● **Problem description**: Among the lines of this listing, determine how many contain the string "Advanced". Answer with the number only.

* Begin Data *

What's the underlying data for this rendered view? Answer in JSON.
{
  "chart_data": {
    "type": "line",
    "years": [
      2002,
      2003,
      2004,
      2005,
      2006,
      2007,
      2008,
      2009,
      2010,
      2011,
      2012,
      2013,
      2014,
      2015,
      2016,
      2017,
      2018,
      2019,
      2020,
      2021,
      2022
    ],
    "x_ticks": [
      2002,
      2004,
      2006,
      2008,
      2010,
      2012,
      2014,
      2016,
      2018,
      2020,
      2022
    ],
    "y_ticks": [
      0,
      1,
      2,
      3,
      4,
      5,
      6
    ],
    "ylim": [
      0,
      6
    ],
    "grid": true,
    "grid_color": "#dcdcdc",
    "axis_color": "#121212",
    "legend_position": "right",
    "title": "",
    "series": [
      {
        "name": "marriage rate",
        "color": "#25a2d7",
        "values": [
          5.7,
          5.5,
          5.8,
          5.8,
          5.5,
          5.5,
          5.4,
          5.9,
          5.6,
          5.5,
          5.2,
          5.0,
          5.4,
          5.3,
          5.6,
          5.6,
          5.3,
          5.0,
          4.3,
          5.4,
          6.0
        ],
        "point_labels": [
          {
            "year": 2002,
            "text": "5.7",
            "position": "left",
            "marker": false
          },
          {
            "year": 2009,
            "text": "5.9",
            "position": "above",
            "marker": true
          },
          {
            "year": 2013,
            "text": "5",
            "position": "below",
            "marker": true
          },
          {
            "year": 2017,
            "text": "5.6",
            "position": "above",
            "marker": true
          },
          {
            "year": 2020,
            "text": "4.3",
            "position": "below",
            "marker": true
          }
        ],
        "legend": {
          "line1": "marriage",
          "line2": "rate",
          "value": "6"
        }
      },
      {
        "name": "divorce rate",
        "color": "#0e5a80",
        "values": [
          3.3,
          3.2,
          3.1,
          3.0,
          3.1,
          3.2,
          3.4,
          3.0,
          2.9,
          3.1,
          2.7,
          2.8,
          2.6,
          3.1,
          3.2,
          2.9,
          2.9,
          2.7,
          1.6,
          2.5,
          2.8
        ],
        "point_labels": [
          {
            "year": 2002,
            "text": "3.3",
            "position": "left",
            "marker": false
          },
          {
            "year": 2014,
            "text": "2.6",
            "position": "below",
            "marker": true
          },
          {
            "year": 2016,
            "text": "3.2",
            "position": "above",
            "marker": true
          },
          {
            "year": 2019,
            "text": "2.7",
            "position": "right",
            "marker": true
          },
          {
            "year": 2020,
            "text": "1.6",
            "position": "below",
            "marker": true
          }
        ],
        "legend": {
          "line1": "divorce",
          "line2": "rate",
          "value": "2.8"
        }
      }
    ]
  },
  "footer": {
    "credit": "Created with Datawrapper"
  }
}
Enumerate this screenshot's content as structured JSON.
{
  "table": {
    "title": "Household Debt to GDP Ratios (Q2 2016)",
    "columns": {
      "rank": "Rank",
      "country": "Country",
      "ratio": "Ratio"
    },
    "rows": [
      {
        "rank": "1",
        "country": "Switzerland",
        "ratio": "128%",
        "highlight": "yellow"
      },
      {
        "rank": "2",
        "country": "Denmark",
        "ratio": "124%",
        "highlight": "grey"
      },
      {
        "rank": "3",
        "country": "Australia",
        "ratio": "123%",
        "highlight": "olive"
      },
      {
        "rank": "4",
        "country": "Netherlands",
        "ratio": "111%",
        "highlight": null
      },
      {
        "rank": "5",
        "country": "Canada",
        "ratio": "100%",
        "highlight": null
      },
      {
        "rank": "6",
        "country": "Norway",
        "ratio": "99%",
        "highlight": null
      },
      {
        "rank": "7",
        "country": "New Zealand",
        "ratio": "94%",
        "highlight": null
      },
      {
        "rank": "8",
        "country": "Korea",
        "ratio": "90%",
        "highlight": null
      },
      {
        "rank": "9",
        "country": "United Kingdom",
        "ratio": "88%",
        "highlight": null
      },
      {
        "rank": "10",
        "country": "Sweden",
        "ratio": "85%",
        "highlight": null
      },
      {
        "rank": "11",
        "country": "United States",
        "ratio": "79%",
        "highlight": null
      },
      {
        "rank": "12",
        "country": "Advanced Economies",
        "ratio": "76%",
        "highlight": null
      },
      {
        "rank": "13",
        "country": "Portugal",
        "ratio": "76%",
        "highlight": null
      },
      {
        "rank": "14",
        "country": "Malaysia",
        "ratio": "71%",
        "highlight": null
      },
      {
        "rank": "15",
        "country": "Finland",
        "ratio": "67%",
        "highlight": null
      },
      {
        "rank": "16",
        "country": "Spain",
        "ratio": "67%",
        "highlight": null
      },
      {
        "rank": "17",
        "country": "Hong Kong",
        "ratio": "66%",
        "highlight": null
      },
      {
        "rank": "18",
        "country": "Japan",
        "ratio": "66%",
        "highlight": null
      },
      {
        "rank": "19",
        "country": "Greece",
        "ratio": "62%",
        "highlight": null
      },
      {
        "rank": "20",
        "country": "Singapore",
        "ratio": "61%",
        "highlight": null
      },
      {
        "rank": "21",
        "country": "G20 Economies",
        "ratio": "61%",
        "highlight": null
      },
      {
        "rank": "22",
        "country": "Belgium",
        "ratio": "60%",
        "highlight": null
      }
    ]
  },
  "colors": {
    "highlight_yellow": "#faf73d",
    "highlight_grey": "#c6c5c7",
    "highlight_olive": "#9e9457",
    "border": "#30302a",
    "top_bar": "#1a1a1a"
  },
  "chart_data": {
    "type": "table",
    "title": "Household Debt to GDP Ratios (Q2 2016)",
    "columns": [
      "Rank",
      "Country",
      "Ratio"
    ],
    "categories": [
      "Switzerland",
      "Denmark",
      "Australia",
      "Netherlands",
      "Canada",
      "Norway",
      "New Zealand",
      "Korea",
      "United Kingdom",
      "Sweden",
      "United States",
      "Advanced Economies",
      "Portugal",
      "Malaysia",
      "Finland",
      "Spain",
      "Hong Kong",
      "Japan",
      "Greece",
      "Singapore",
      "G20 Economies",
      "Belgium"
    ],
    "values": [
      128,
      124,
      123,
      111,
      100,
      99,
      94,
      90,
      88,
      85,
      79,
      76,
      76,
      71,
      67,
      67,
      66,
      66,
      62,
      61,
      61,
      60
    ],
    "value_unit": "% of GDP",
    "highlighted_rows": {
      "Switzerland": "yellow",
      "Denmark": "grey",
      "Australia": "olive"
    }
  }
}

* End Data *

● **Answer for this exercise**: 2